▶ **AIM OF THE TASK**
Set each record down exactly, excluding all images.

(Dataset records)
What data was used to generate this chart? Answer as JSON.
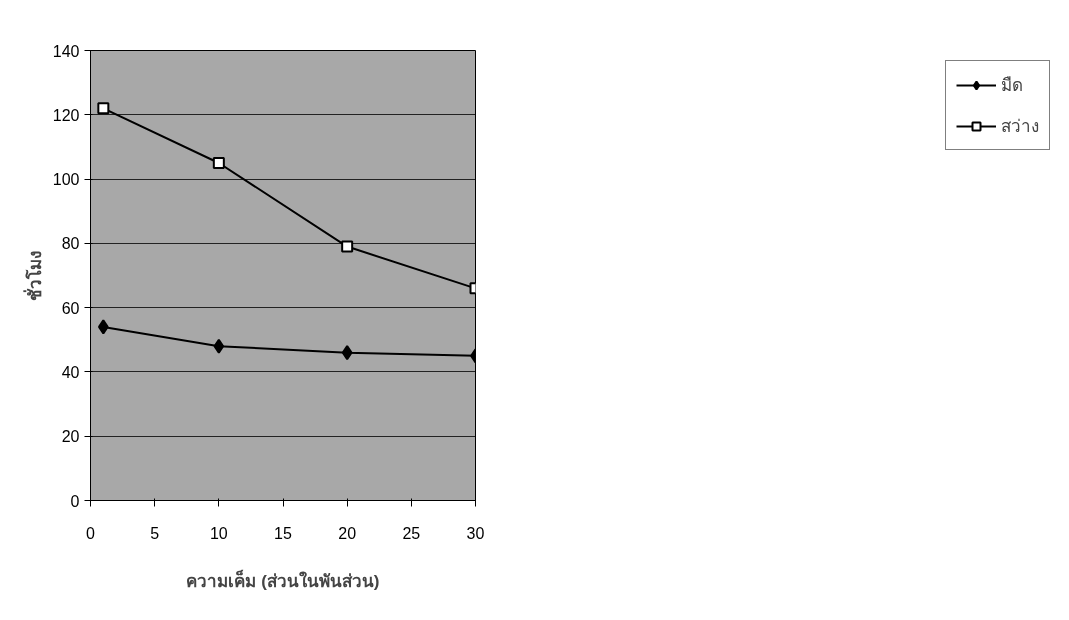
{
  "chart_data": {
    "type": "line",
    "xlabel": "ความเค็ม (ส่วนในพันส่วน)",
    "ylabel": "ชั่วโมง",
    "x": [
      1,
      10,
      20,
      30
    ],
    "series": [
      {
        "name": "มืด",
        "color": "#000000",
        "marker": "diamond",
        "values": [
          54,
          48,
          46,
          45
        ]
      },
      {
        "name": "สว่าง",
        "color": "#000000",
        "marker": "square",
        "values": [
          122,
          105,
          79,
          66
        ]
      }
    ],
    "xlim": [
      0,
      30
    ],
    "xticks": [
      0,
      5,
      10,
      15,
      20,
      25,
      30
    ],
    "ylim": [
      0,
      140
    ],
    "yticks": [
      0,
      20,
      40,
      60,
      80,
      100,
      120,
      140
    ],
    "grid": "y",
    "legend": "right"
  }
}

▶ **WRITTEN RESPONSE**
What data was used to generate this chart? Answer as JSON.
{
  "chart_data": {
    "type": "line",
    "xlabel": "ความเค็ม (ส่วนในพันส่วน)",
    "ylabel": "ชั่วโมง",
    "x": [
      1,
      10,
      20,
      30
    ],
    "series": [
      {
        "name": "มืด",
        "color": "#000000",
        "marker": "diamond",
        "values": [
          54,
          48,
          46,
          45
        ]
      },
      {
        "name": "สว่าง",
        "color": "#000000",
        "marker": "square",
        "values": [
          122,
          105,
          79,
          66
        ]
      }
    ],
    "xlim": [
      0,
      30
    ],
    "xticks": [
      0,
      5,
      10,
      15,
      20,
      25,
      30
    ],
    "ylim": [
      0,
      140
    ],
    "yticks": [
      0,
      20,
      40,
      60,
      80,
      100,
      120,
      140
    ],
    "grid": "y",
    "legend": "right"
  }
}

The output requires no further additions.